-- start Dataset excerpts --
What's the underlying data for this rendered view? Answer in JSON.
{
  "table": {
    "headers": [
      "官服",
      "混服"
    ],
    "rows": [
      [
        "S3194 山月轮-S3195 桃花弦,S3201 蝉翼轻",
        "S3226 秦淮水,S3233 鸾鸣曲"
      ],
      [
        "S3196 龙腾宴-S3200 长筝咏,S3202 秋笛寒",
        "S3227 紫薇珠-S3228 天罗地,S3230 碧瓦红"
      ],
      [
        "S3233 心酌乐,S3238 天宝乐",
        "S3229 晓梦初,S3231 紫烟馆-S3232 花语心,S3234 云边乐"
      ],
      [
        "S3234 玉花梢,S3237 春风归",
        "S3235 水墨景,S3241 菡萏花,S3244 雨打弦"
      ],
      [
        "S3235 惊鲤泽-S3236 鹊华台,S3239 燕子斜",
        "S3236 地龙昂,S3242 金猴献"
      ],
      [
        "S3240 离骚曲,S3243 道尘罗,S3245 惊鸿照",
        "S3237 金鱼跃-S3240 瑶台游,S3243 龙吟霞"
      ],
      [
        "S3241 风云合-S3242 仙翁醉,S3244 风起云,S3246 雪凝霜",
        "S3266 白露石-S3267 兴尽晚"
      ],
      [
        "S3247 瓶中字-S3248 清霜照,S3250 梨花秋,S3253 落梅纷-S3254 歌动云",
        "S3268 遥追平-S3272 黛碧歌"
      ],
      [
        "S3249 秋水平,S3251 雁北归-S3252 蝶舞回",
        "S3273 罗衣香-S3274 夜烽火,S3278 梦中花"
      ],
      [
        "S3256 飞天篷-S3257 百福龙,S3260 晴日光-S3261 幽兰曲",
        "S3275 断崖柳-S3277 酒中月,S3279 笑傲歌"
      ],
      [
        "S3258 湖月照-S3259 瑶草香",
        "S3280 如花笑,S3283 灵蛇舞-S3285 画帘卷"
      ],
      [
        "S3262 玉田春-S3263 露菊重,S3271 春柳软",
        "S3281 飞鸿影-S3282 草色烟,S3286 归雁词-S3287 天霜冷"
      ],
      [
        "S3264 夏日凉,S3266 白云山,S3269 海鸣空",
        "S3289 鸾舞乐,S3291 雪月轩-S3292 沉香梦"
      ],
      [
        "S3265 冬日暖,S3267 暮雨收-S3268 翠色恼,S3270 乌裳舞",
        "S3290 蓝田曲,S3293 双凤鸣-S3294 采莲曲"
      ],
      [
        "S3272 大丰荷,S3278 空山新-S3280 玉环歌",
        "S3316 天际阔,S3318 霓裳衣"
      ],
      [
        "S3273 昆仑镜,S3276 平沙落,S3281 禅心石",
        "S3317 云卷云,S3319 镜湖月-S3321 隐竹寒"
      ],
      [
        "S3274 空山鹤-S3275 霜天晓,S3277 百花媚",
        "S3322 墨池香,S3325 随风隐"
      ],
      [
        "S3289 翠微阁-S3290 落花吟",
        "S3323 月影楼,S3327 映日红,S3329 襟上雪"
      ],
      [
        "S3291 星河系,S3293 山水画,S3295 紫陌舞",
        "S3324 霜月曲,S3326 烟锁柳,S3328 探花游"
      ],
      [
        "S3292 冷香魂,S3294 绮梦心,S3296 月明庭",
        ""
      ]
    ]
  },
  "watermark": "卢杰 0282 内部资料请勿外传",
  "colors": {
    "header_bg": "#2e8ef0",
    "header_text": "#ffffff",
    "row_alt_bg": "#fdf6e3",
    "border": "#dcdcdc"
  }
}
-- end Dataset excerpts --
▶ Task brief
Repeat every line of the records above exactly.

▶ Result of this exercise
What's the underlying data for this rendered view? Answer in JSON.
{
  "table": {
    "headers": [
      "官服",
      "混服"
    ],
    "rows": [
      [
        "S3194 山月轮-S3195 桃花弦,S3201 蝉翼轻",
        "S3226 秦淮水,S3233 鸾鸣曲"
      ],
      [
        "S3196 龙腾宴-S3200 长筝咏,S3202 秋笛寒",
        "S3227 紫薇珠-S3228 天罗地,S3230 碧瓦红"
      ],
      [
        "S3233 心酌乐,S3238 天宝乐",
        "S3229 晓梦初,S3231 紫烟馆-S3232 花语心,S3234 云边乐"
      ],
      [
        "S3234 玉花梢,S3237 春风归",
        "S3235 水墨景,S3241 菡萏花,S3244 雨打弦"
      ],
      [
        "S3235 惊鲤泽-S3236 鹊华台,S3239 燕子斜",
        "S3236 地龙昂,S3242 金猴献"
      ],
      [
        "S3240 离骚曲,S3243 道尘罗,S3245 惊鸿照",
        "S3237 金鱼跃-S3240 瑶台游,S3243 龙吟霞"
      ],
      [
        "S3241 风云合-S3242 仙翁醉,S3244 风起云,S3246 雪凝霜",
        "S3266 白露石-S3267 兴尽晚"
      ],
      [
        "S3247 瓶中字-S3248 清霜照,S3250 梨花秋,S3253 落梅纷-S3254 歌动云",
        "S3268 遥追平-S3272 黛碧歌"
      ],
      [
        "S3249 秋水平,S3251 雁北归-S3252 蝶舞回",
        "S3273 罗衣香-S3274 夜烽火,S3278 梦中花"
      ],
      [
        "S3256 飞天篷-S3257 百福龙,S3260 晴日光-S3261 幽兰曲",
        "S3275 断崖柳-S3277 酒中月,S3279 笑傲歌"
      ],
      [
        "S3258 湖月照-S3259 瑶草香",
        "S3280 如花笑,S3283 灵蛇舞-S3285 画帘卷"
      ],
      [
        "S3262 玉田春-S3263 露菊重,S3271 春柳软",
        "S3281 飞鸿影-S3282 草色烟,S3286 归雁词-S3287 天霜冷"
      ],
      [
        "S3264 夏日凉,S3266 白云山,S3269 海鸣空",
        "S3289 鸾舞乐,S3291 雪月轩-S3292 沉香梦"
      ],
      [
        "S3265 冬日暖,S3267 暮雨收-S3268 翠色恼,S3270 乌裳舞",
        "S3290 蓝田曲,S3293 双凤鸣-S3294 采莲曲"
      ],
      [
        "S3272 大丰荷,S3278 空山新-S3280 玉环歌",
        "S3316 天际阔,S3318 霓裳衣"
      ],
      [
        "S3273 昆仑镜,S3276 平沙落,S3281 禅心石",
        "S3317 云卷云,S3319 镜湖月-S3321 隐竹寒"
      ],
      [
        "S3274 空山鹤-S3275 霜天晓,S3277 百花媚",
        "S3322 墨池香,S3325 随风隐"
      ],
      [
        "S3289 翠微阁-S3290 落花吟",
        "S3323 月影楼,S3327 映日红,S3329 襟上雪"
      ],
      [
        "S3291 星河系,S3293 山水画,S3295 紫陌舞",
        "S3324 霜月曲,S3326 烟锁柳,S3328 探花游"
      ],
      [
        "S3292 冷香魂,S3294 绮梦心,S3296 月明庭",
        ""
      ]
    ]
  },
  "watermark": "卢杰 0282 内部资料请勿外传",
  "colors": {
    "header_bg": "#2e8ef0",
    "header_text": "#ffffff",
    "row_alt_bg": "#fdf6e3",
    "border": "#dcdcdc"
  }
}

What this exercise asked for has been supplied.